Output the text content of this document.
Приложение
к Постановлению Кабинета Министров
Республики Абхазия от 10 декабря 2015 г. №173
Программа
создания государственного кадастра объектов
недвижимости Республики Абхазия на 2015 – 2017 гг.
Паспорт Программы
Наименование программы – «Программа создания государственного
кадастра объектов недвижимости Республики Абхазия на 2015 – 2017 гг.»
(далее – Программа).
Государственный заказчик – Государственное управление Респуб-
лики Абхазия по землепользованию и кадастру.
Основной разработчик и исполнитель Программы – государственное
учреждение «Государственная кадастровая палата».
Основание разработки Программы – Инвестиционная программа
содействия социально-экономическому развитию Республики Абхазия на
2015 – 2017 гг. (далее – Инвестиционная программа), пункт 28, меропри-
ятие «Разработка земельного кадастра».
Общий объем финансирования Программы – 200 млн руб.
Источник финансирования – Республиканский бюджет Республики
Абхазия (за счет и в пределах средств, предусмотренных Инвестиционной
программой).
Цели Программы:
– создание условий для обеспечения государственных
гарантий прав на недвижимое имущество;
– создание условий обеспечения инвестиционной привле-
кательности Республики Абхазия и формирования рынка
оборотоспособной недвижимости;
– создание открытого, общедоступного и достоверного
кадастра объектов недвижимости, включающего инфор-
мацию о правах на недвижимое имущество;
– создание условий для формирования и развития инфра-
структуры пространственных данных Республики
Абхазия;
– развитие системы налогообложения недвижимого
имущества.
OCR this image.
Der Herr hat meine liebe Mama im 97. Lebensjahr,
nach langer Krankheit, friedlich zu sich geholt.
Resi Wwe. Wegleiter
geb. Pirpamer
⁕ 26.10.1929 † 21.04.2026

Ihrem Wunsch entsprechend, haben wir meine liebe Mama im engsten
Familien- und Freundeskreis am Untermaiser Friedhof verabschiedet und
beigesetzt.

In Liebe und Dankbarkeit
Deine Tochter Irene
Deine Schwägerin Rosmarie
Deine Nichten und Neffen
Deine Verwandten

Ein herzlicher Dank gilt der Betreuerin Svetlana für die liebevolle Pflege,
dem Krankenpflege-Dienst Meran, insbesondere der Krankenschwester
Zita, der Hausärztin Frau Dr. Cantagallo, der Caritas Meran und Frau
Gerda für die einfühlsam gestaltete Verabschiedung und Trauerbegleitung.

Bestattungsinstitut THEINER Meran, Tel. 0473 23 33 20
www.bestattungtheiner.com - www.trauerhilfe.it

════════

### Your objective
Without omitting anything, output the entries exactly.

### Solution for this task
Output the text content of this document.
Приложение
к Постановлению Кабинета Министров
Республики Абхазия от 10 декабря 2015 г. №173
Программа
создания государственного кадастра объектов
недвижимости Республики Абхазия на 2015 – 2017 гг.
Паспорт Программы
Наименование программы – «Программа создания государственного
кадастра объектов недвижимости Республики Абхазия на 2015 – 2017 гг.»
(далее – Программа).
Государственный заказчик – Государственное управление Респуб-
лики Абхазия по землепользованию и кадастру.
Основной разработчик и исполнитель Программы – государственное
учреждение «Государственная кадастровая палата».
Основание разработки Программы – Инвестиционная программа
содействия социально-экономическому развитию Республики Абхазия на
2015 – 2017 гг. (далее – Инвестиционная программа), пункт 28, меропри-
ятие «Разработка земельного кадастра».
Общий объем финансирования Программы – 200 млн руб.
Источник финансирования – Республиканский бюджет Республики
Абхазия (за счет и в пределах средств, предусмотренных Инвестиционной
программой).
Цели Программы:
– создание условий для обеспечения государственных
гарантий прав на недвижимое имущество;
– создание условий обеспечения инвестиционной привле-
кательности Республики Абхазия и формирования рынка
оборотоспособной недвижимости;
– создание открытого, общедоступного и достоверного
кадастра объектов недвижимости, включающего инфор-
мацию о правах на недвижимое имущество;
– создание условий для формирования и развития инфра-
структуры пространственных данных Республики
Абхазия;
– развитие системы налогообложения недвижимого
имущества.
OCR this image.
Der Herr hat meine liebe Mama im 97. Lebensjahr,
nach langer Krankheit, friedlich zu sich geholt.
Resi Wwe. Wegleiter
geb. Pirpamer
⁕ 26.10.1929 † 21.04.2026

Ihrem Wunsch entsprechend, haben wir meine liebe Mama im engsten
Familien- und Freundeskreis am Untermaiser Friedhof verabschiedet und
beigesetzt.

In Liebe und Dankbarkeit
Deine Tochter Irene
Deine Schwägerin Rosmarie
Deine Nichten und Neffen
Deine Verwandten

Ein herzlicher Dank gilt der Betreuerin Svetlana für die liebevolle Pflege,
dem Krankenpflege-Dienst Meran, insbesondere der Krankenschwester
Zita, der Hausärztin Frau Dr. Cantagallo, der Caritas Meran und Frau
Gerda für die einfühlsam gestaltete Verabschiedung und Trauerbegleitung.

Bestattungsinstitut THEINER Meran, Tel. 0473 23 33 20
www.bestattungtheiner.com - www.trauerhilfe.it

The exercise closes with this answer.